[Records about charts and figures]
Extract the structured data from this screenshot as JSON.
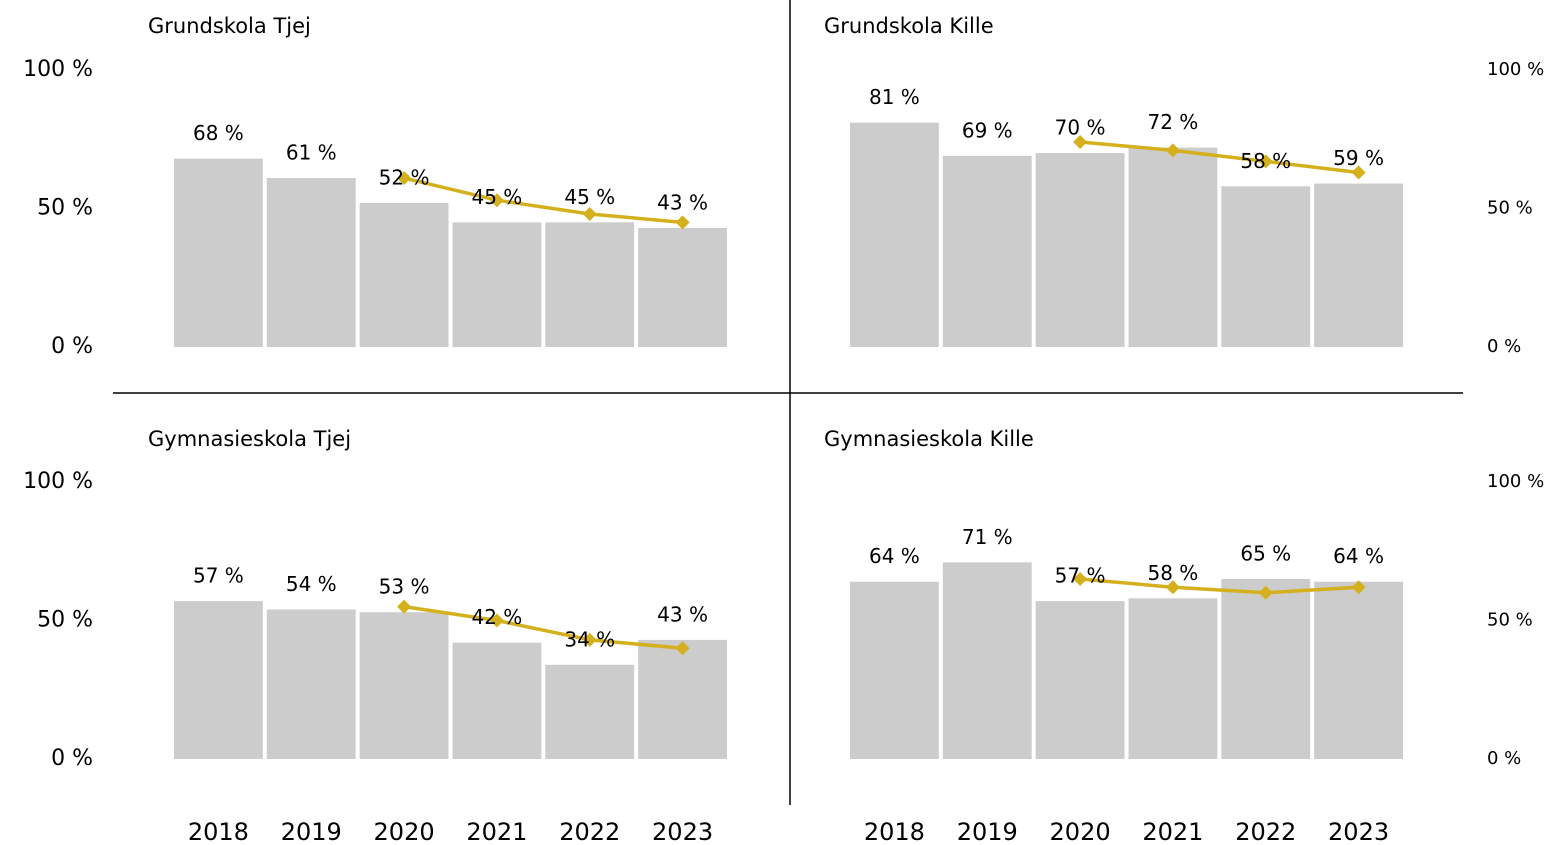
{
  "chart_data": [
    {
      "type": "bar",
      "title": "Grundskola Tjej",
      "yaxis_position": "left",
      "ylim": [
        0,
        100
      ],
      "yticks": [
        {
          "value": 0,
          "label": "0 %"
        },
        {
          "value": 50,
          "label": "50 %"
        },
        {
          "value": 100,
          "label": "100 %"
        }
      ],
      "series": [
        {
          "type": "bar",
          "color": "#cccccc",
          "values": [
            68,
            61,
            52,
            45,
            45,
            43
          ],
          "value_labels": [
            "68 %",
            "61 %",
            "52 %",
            "45 %",
            "45 %",
            "43 %"
          ]
        },
        {
          "type": "line",
          "color": "#d4b11c",
          "values": [
            null,
            null,
            61,
            53,
            48,
            45
          ]
        }
      ]
    },
    {
      "type": "bar",
      "title": "Grundskola Kille",
      "yaxis_position": "right",
      "ylim": [
        0,
        100
      ],
      "yticks": [
        {
          "value": 0,
          "label": "0 %"
        },
        {
          "value": 50,
          "label": "50 %"
        },
        {
          "value": 100,
          "label": "100 %"
        }
      ],
      "series": [
        {
          "type": "bar",
          "color": "#cccccc",
          "values": [
            81,
            69,
            70,
            72,
            58,
            59
          ],
          "value_labels": [
            "81 %",
            "69 %",
            "70 %",
            "72 %",
            "58 %",
            "59 %"
          ]
        },
        {
          "type": "line",
          "color": "#d4b11c",
          "values": [
            null,
            null,
            74,
            71,
            67,
            63
          ]
        }
      ]
    },
    {
      "type": "bar",
      "title": "Gymnasieskola Tjej",
      "yaxis_position": "left",
      "categories": [
        "2018",
        "2019",
        "2020",
        "2021",
        "2022",
        "2023"
      ],
      "ylim": [
        0,
        100
      ],
      "yticks": [
        {
          "value": 0,
          "label": "0 %"
        },
        {
          "value": 50,
          "label": "50 %"
        },
        {
          "value": 100,
          "label": "100 %"
        }
      ],
      "series": [
        {
          "type": "bar",
          "color": "#cccccc",
          "values": [
            57,
            54,
            53,
            42,
            34,
            43
          ],
          "value_labels": [
            "57 %",
            "54 %",
            "53 %",
            "42 %",
            "34 %",
            "43 %"
          ]
        },
        {
          "type": "line",
          "color": "#d4b11c",
          "values": [
            null,
            null,
            55,
            50,
            43,
            40
          ]
        }
      ]
    },
    {
      "type": "bar",
      "title": "Gymnasieskola Kille",
      "yaxis_position": "right",
      "categories": [
        "2018",
        "2019",
        "2020",
        "2021",
        "2022",
        "2023"
      ],
      "ylim": [
        0,
        100
      ],
      "yticks": [
        {
          "value": 0,
          "label": "0 %"
        },
        {
          "value": 50,
          "label": "50 %"
        },
        {
          "value": 100,
          "label": "100 %"
        }
      ],
      "series": [
        {
          "type": "bar",
          "color": "#cccccc",
          "values": [
            64,
            71,
            57,
            58,
            65,
            64
          ],
          "value_labels": [
            "64 %",
            "71 %",
            "57 %",
            "58 %",
            "65 %",
            "64 %"
          ]
        },
        {
          "type": "line",
          "color": "#d4b11c",
          "values": [
            null,
            null,
            65,
            62,
            60,
            62
          ]
        }
      ]
    }
  ]
}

**Required task:** Repeat the material above verbatim, with no pictures in the output.

**Output:**
Extract the structured data from this screenshot as JSON.
{
  "chart_data": [
    {
      "type": "bar",
      "title": "Grundskola Tjej",
      "yaxis_position": "left",
      "ylim": [
        0,
        100
      ],
      "yticks": [
        {
          "value": 0,
          "label": "0 %"
        },
        {
          "value": 50,
          "label": "50 %"
        },
        {
          "value": 100,
          "label": "100 %"
        }
      ],
      "series": [
        {
          "type": "bar",
          "color": "#cccccc",
          "values": [
            68,
            61,
            52,
            45,
            45,
            43
          ],
          "value_labels": [
            "68 %",
            "61 %",
            "52 %",
            "45 %",
            "45 %",
            "43 %"
          ]
        },
        {
          "type": "line",
          "color": "#d4b11c",
          "values": [
            null,
            null,
            61,
            53,
            48,
            45
          ]
        }
      ]
    },
    {
      "type": "bar",
      "title": "Grundskola Kille",
      "yaxis_position": "right",
      "ylim": [
        0,
        100
      ],
      "yticks": [
        {
          "value": 0,
          "label": "0 %"
        },
        {
          "value": 50,
          "label": "50 %"
        },
        {
          "value": 100,
          "label": "100 %"
        }
      ],
      "series": [
        {
          "type": "bar",
          "color": "#cccccc",
          "values": [
            81,
            69,
            70,
            72,
            58,
            59
          ],
          "value_labels": [
            "81 %",
            "69 %",
            "70 %",
            "72 %",
            "58 %",
            "59 %"
          ]
        },
        {
          "type": "line",
          "color": "#d4b11c",
          "values": [
            null,
            null,
            74,
            71,
            67,
            63
          ]
        }
      ]
    },
    {
      "type": "bar",
      "title": "Gymnasieskola Tjej",
      "yaxis_position": "left",
      "categories": [
        "2018",
        "2019",
        "2020",
        "2021",
        "2022",
        "2023"
      ],
      "ylim": [
        0,
        100
      ],
      "yticks": [
        {
          "value": 0,
          "label": "0 %"
        },
        {
          "value": 50,
          "label": "50 %"
        },
        {
          "value": 100,
          "label": "100 %"
        }
      ],
      "series": [
        {
          "type": "bar",
          "color": "#cccccc",
          "values": [
            57,
            54,
            53,
            42,
            34,
            43
          ],
          "value_labels": [
            "57 %",
            "54 %",
            "53 %",
            "42 %",
            "34 %",
            "43 %"
          ]
        },
        {
          "type": "line",
          "color": "#d4b11c",
          "values": [
            null,
            null,
            55,
            50,
            43,
            40
          ]
        }
      ]
    },
    {
      "type": "bar",
      "title": "Gymnasieskola Kille",
      "yaxis_position": "right",
      "categories": [
        "2018",
        "2019",
        "2020",
        "2021",
        "2022",
        "2023"
      ],
      "ylim": [
        0,
        100
      ],
      "yticks": [
        {
          "value": 0,
          "label": "0 %"
        },
        {
          "value": 50,
          "label": "50 %"
        },
        {
          "value": 100,
          "label": "100 %"
        }
      ],
      "series": [
        {
          "type": "bar",
          "color": "#cccccc",
          "values": [
            64,
            71,
            57,
            58,
            65,
            64
          ],
          "value_labels": [
            "64 %",
            "71 %",
            "57 %",
            "58 %",
            "65 %",
            "64 %"
          ]
        },
        {
          "type": "line",
          "color": "#d4b11c",
          "values": [
            null,
            null,
            65,
            62,
            60,
            62
          ]
        }
      ]
    }
  ]
}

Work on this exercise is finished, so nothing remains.